• **GOAL**
Copy out, from the entries below, each line holding the string "kamu".

[Records from a data source]
%%
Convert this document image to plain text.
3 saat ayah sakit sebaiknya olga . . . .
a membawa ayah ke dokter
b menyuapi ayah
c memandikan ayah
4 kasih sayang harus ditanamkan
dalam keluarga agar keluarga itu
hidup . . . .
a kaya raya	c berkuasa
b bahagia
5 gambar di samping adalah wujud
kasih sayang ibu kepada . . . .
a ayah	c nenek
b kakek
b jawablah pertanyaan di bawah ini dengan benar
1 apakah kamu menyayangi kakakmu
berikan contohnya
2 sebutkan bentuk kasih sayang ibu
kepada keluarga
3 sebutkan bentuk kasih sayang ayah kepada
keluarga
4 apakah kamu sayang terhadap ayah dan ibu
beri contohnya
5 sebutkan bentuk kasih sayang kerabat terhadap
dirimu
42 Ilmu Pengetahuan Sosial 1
%%
%%
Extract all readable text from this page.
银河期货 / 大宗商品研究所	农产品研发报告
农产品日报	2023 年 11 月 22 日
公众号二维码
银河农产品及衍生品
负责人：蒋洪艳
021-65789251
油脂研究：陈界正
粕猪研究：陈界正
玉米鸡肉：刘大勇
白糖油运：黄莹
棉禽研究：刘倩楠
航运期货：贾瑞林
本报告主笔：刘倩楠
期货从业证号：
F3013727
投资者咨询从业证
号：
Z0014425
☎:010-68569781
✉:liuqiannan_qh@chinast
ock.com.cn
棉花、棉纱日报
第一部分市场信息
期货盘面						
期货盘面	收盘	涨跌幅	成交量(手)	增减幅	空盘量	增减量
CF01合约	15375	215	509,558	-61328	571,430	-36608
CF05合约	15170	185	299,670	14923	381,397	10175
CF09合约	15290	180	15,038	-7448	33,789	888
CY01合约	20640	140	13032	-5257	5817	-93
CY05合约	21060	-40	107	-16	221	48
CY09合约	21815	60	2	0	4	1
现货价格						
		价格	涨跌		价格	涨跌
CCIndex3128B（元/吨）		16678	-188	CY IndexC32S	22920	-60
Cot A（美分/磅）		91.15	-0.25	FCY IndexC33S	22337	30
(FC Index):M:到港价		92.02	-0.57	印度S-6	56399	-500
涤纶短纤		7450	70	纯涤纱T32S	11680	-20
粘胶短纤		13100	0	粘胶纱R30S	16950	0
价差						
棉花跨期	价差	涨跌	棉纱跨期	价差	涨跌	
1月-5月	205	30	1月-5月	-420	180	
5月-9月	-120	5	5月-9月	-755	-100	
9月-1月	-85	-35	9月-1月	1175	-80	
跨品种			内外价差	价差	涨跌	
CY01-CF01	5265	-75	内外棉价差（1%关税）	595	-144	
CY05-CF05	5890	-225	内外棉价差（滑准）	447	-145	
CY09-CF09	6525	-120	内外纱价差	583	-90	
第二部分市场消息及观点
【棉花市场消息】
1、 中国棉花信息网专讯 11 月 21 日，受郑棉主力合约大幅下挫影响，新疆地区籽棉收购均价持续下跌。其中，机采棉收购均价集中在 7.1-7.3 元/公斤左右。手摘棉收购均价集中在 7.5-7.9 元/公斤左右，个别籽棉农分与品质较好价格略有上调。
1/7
%%
• **CORRECT ANSWER**
1 apakah kamu menyayangi kakakmu
4 apakah kamu sayang terhadap ayah dan ibu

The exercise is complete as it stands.